Stored dataset items:
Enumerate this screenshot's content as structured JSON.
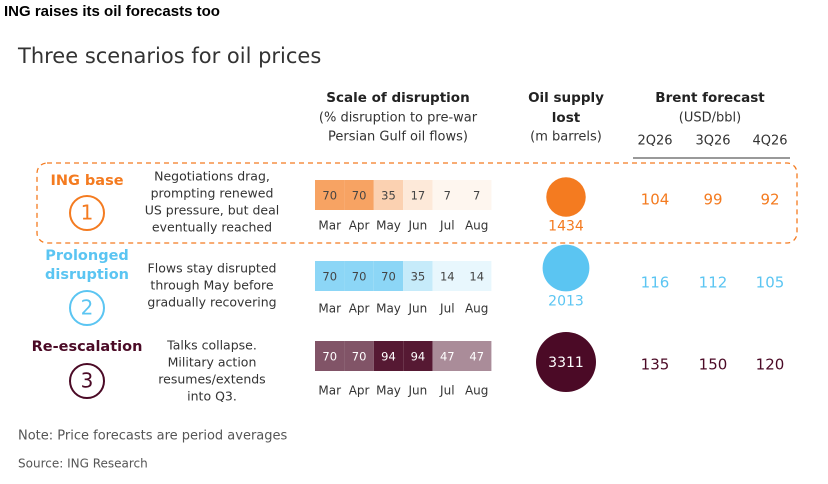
{
  "header": {
    "title": "ING raises its oil forecasts too"
  },
  "subtitle": "Three scenarios for oil prices",
  "columns": {
    "disruption": {
      "title": "Scale of disruption",
      "subtitle": [
        "(% disruption to pre-war",
        "Persian Gulf oil flows)"
      ]
    },
    "supply": {
      "title": [
        "Oil supply",
        "lost"
      ],
      "unit": "(m barrels)"
    },
    "brent": {
      "title": "Brent forecast",
      "unit": "(USD/bbl)",
      "quarters": [
        "2Q26",
        "3Q26",
        "4Q26"
      ]
    }
  },
  "months": [
    "Mar",
    "Apr",
    "May",
    "Jun",
    "Jul",
    "Aug"
  ],
  "scenarios": [
    {
      "name": [
        "ING base"
      ],
      "number": "1",
      "color": "#f47b20",
      "cell_text_color": "#444444",
      "description": [
        "Negotiations drag,",
        "prompting renewed",
        "US pressure, but deal",
        "eventually reached"
      ],
      "disruption": [
        70,
        70,
        35,
        17,
        7,
        7
      ],
      "supply": 1434,
      "forecast": [
        104,
        99,
        92
      ]
    },
    {
      "name": [
        "Prolonged",
        "disruption"
      ],
      "number": "2",
      "color": "#5bc5f2",
      "cell_text_color": "#444444",
      "description": [
        "Flows stay disrupted",
        "through May before",
        "gradually recovering"
      ],
      "disruption": [
        70,
        70,
        70,
        35,
        14,
        14
      ],
      "supply": 2013,
      "forecast": [
        116,
        112,
        105
      ]
    },
    {
      "name": [
        "Re-escalation"
      ],
      "number": "3",
      "color": "#4b0a26",
      "cell_text_color": "#ffffff",
      "description": [
        "Talks collapse.",
        "Military action",
        "resumes/extends",
        "into Q3."
      ],
      "disruption": [
        70,
        70,
        94,
        94,
        47,
        47
      ],
      "supply": 3311,
      "forecast": [
        135,
        150,
        120
      ]
    }
  ],
  "note": "Note: Price forecasts are period averages",
  "source": "Source: ING Research"
}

**Requirement**
Extract the full listing exactly, with the pictures left out.

**Response to this exercise**
Enumerate this screenshot's content as structured JSON.
{
  "header": {
    "title": "ING raises its oil forecasts too"
  },
  "subtitle": "Three scenarios for oil prices",
  "columns": {
    "disruption": {
      "title": "Scale of disruption",
      "subtitle": [
        "(% disruption to pre-war",
        "Persian Gulf oil flows)"
      ]
    },
    "supply": {
      "title": [
        "Oil supply",
        "lost"
      ],
      "unit": "(m barrels)"
    },
    "brent": {
      "title": "Brent forecast",
      "unit": "(USD/bbl)",
      "quarters": [
        "2Q26",
        "3Q26",
        "4Q26"
      ]
    }
  },
  "months": [
    "Mar",
    "Apr",
    "May",
    "Jun",
    "Jul",
    "Aug"
  ],
  "scenarios": [
    {
      "name": [
        "ING base"
      ],
      "number": "1",
      "color": "#f47b20",
      "cell_text_color": "#444444",
      "description": [
        "Negotiations drag,",
        "prompting renewed",
        "US pressure, but deal",
        "eventually reached"
      ],
      "disruption": [
        70,
        70,
        35,
        17,
        7,
        7
      ],
      "supply": 1434,
      "forecast": [
        104,
        99,
        92
      ]
    },
    {
      "name": [
        "Prolonged",
        "disruption"
      ],
      "number": "2",
      "color": "#5bc5f2",
      "cell_text_color": "#444444",
      "description": [
        "Flows stay disrupted",
        "through May before",
        "gradually recovering"
      ],
      "disruption": [
        70,
        70,
        70,
        35,
        14,
        14
      ],
      "supply": 2013,
      "forecast": [
        116,
        112,
        105
      ]
    },
    {
      "name": [
        "Re-escalation"
      ],
      "number": "3",
      "color": "#4b0a26",
      "cell_text_color": "#ffffff",
      "description": [
        "Talks collapse.",
        "Military action",
        "resumes/extends",
        "into Q3."
      ],
      "disruption": [
        70,
        70,
        94,
        94,
        47,
        47
      ],
      "supply": 3311,
      "forecast": [
        135,
        150,
        120
      ]
    }
  ],
  "note": "Note: Price forecasts are period averages",
  "source": "Source: ING Research"
}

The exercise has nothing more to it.